Given text:
Plink - Part 1 - Data QC

plink --file GWAS
plink --file GWAS --mind 0.10 --recode --out GWAS_clean_mind
plink --file GWAS_clean_mind --maf 0.05 --recode --out MAF_greater_5
plink --file GWAS_clean_mind --exclude MAF_greater_5.map --recode --out MAF_less_5
plink --file MAF_greater_5 --geno 0.05 --recode --out MAF_greater_5_clean
plink --file MAF_less_5 --geno 0.01 --recode --out MAF_less_5_clean
plink --file MAF_greater_5_clean --merge MAF_less_5_clean.ped MAF_less_5_clean.map --recode --out GWAS_MAF_clean
plink --file GWAS_MAF_clean --mind 0.03 --recode --out GWAS_clean2
plink --file GWAS_clean2 --check-sex --out GWAS_sex_checking
#### in R - open R by simply typing R
setwd("to_your_working_directory/")
sexcheck = read.table("GWAS_sex_checking.sexcheck", header=T)
names(sexcheck)
sex_problem = sexcheck[which(sexcheck$STATUS=="PROBLEM"),]
sex_problem
q()
##################################
plink --file GWAS_clean2 --genome --out duplicates
#### in R
setwd("to_your_working_directory/")
dups = read.table("duplicates.genome", header = T)
problem_pairs = dups[which(dups$PI_HAT > 0.4),]
problem_pairs
problem_pairs = dups[which(dups$PI_HAT > 0.05),]
myvars = c("FID1", "IID1", "FID2", "IID2", "PI_HAT")
problem_pairs[myvars]
q()
######
plink --file GWAS_clean2 --remove IBS_excluded.txt --recode --out GWAS_clean3
plink --file GWAS_clean3 --het
###### in R
Dataset <- read.table("plink.het", header=TRUE, sep="", na.strings="NA", dec=".", strip.white=TRUE)
mean(Dataset$F)
sd(Dataset$F)
jpeg("hist.jpeg", height=1000, width=1000)
hist(scale(Dataset$F), xlim=c(-4,4))
dev.off()
q()
######
plink --file GWAS_clean3 --pheno pheno.txt --pheno-name Aff --hardy 
##### in R
hardy = read.table("plink.hwe", header = T)
names(hardy)
hwe_prob = hardy[which(hardy$P < 0.0000009),]
hwe_prob
q()
##########
plink --file GWAS_clean3 --exclude HWE_out.txt --recode --out GWAS_clean4

Plink - Part 2 - Controlling for Substructure

plink --file GWAS_clean4 --genome --cluster --mds-plot 10
#### in R
mydata = read.table("mds_components.txt", header=T)
mydata$pch[mydata$Group==1 ] <-15
mydata$pch[mydata$Group==2 ] <-16
mydata$pch[mydata$Group==3 ] <-2
jpeg("mds.jpeg", height=500, width=500)
plot(mydata$C1, mydata$C2 ,pch=mydata$pch)
dev.off()
q()

Instructions to follow: Can you transcribe the PLINK walkthrough above from "hist(scale(Dataset$F), xlim=c(-4,4))" up to and including "names(hardy)", character for character?

Entries provided:
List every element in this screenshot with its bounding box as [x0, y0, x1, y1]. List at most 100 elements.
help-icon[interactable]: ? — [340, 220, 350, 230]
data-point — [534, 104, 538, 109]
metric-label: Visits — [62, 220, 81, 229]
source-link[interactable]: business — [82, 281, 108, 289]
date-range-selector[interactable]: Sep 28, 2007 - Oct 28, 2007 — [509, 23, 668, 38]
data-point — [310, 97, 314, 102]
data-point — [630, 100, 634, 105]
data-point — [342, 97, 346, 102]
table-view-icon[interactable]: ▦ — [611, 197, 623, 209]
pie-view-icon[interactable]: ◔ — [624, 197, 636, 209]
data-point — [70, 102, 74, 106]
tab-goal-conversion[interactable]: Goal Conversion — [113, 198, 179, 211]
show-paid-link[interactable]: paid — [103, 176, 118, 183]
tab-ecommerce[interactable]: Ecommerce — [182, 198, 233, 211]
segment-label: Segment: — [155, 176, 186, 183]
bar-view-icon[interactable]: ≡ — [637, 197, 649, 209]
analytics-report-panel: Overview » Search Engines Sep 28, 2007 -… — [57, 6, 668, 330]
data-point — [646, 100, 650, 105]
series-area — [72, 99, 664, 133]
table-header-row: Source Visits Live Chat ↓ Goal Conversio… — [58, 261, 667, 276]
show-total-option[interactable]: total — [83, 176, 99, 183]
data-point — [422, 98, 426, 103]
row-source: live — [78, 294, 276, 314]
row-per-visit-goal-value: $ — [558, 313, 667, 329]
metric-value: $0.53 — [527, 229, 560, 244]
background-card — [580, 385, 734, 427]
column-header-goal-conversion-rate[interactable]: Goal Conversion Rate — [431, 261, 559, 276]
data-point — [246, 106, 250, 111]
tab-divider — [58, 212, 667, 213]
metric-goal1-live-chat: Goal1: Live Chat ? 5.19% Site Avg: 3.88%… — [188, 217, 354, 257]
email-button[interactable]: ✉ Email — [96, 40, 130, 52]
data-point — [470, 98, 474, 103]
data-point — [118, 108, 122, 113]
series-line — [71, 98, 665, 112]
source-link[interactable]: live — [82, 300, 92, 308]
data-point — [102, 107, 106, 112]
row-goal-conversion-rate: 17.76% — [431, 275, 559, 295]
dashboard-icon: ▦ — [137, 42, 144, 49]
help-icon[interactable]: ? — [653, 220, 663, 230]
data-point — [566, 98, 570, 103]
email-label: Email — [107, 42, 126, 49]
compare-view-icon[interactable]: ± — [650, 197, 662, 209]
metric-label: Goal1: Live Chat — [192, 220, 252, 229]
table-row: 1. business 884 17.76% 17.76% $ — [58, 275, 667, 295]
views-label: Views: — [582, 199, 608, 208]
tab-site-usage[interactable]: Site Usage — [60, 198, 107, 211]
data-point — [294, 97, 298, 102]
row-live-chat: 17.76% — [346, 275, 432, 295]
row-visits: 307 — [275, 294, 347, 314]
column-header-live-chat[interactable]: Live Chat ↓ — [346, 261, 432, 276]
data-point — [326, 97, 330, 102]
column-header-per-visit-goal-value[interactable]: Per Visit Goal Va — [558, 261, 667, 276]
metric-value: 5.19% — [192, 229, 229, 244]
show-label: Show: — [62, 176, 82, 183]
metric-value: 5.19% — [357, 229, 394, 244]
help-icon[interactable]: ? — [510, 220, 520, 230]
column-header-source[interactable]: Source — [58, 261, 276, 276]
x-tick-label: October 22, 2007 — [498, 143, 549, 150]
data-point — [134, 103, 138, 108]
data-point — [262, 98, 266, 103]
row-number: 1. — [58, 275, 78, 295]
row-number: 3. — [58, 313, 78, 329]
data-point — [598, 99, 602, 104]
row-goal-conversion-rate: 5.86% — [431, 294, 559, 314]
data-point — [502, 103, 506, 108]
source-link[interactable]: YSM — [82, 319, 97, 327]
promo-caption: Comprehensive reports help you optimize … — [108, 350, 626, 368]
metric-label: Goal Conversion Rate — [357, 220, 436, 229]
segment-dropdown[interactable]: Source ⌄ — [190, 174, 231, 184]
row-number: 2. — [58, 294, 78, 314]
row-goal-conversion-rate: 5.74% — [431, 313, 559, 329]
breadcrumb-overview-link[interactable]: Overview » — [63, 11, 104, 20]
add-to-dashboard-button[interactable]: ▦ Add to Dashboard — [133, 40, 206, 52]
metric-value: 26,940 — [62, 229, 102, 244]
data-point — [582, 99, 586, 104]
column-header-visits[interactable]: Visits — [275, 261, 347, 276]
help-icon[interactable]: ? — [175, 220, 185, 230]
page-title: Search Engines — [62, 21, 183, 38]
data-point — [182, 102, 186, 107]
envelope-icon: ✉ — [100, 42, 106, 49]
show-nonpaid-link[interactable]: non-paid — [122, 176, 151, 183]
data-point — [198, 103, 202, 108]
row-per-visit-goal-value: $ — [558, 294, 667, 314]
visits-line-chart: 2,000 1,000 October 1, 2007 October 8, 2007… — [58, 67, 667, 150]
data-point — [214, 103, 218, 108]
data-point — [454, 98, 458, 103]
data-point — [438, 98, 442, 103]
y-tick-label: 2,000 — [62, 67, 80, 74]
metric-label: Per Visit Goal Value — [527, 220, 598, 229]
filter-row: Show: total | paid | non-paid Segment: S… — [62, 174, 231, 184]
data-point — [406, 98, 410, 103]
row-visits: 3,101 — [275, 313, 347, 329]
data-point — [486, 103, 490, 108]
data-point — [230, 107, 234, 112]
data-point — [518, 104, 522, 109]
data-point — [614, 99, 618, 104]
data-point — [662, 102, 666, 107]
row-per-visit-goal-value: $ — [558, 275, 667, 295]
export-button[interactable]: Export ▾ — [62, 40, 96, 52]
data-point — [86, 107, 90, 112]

Answer below:
hist(scale(Dataset$F), xlim=c(-4,4))
dev.off()
q()
######
plink --file GWAS_clean3 --pheno pheno.txt --pheno-name Aff --hardy 
##### in R
hardy = read.table("plink.hwe", header = T)
names(hardy)